▶ **Instructions for the task**: List all lines of the data that include the string "Respondent".

==== Task material ====

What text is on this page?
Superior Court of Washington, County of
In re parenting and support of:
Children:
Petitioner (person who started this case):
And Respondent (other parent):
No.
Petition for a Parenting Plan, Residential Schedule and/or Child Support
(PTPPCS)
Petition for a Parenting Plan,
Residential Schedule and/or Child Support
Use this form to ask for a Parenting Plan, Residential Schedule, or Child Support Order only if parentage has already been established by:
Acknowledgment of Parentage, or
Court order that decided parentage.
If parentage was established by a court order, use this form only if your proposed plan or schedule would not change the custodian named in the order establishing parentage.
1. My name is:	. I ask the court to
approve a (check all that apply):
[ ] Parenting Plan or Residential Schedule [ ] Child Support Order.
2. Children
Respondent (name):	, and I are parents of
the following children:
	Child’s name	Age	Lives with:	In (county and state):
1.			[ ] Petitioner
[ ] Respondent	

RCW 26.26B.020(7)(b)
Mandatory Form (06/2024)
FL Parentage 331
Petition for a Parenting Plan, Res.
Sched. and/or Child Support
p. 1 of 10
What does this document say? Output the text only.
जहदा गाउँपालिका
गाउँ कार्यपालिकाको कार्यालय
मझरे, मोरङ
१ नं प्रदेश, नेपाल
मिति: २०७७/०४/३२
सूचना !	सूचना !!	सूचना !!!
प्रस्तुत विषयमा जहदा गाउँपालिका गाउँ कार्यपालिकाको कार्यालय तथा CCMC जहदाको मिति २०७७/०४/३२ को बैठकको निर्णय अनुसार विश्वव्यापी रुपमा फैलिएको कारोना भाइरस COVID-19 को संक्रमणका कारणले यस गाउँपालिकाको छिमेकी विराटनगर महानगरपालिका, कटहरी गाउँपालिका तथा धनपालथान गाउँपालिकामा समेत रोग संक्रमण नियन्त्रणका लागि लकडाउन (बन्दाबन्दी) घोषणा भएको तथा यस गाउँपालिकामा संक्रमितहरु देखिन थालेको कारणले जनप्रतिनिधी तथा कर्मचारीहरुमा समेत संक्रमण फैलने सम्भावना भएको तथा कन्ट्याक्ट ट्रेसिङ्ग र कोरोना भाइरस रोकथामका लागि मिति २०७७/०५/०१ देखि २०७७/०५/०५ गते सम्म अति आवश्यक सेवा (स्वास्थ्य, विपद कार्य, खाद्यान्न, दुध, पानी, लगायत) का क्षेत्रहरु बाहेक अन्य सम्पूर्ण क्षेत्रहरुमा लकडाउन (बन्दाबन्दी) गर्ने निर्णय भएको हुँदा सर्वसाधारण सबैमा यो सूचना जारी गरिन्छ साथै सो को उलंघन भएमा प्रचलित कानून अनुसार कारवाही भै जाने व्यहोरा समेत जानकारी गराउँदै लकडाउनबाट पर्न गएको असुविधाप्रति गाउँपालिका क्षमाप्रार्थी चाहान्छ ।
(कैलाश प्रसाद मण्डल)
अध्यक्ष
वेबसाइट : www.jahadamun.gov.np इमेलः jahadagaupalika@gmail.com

====

▶ **Exercise answer**:
And Respondent (other parent):
Respondent (name):	, and I are parents of
[ ] Respondent	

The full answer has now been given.